» EXERCISE MATERIALS:
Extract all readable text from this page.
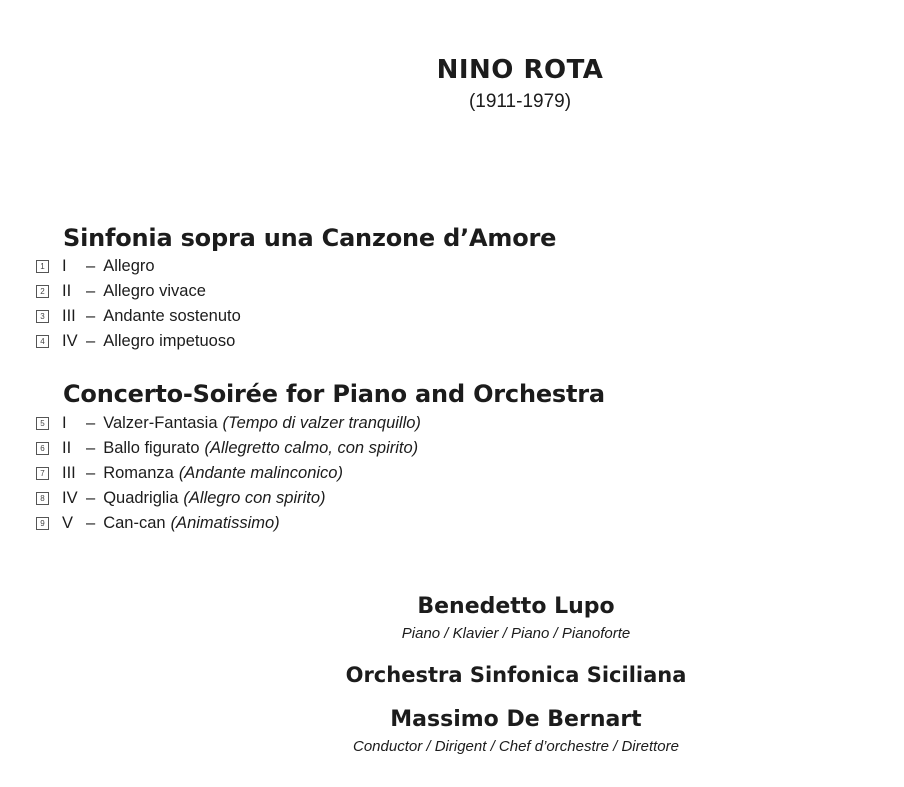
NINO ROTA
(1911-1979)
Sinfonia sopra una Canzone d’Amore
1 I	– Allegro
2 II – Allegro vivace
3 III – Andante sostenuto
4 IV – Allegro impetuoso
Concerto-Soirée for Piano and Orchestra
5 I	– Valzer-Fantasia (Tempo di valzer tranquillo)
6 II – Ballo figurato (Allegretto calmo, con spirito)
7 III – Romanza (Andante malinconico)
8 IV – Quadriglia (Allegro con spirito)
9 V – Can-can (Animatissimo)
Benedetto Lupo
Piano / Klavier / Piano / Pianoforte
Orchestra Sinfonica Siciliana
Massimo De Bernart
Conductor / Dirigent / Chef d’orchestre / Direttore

» PROBLEM:
Only a number is expected here: the count of lines in the listing that hold the string "Piano".

» EXPECTED OUTPUT:
2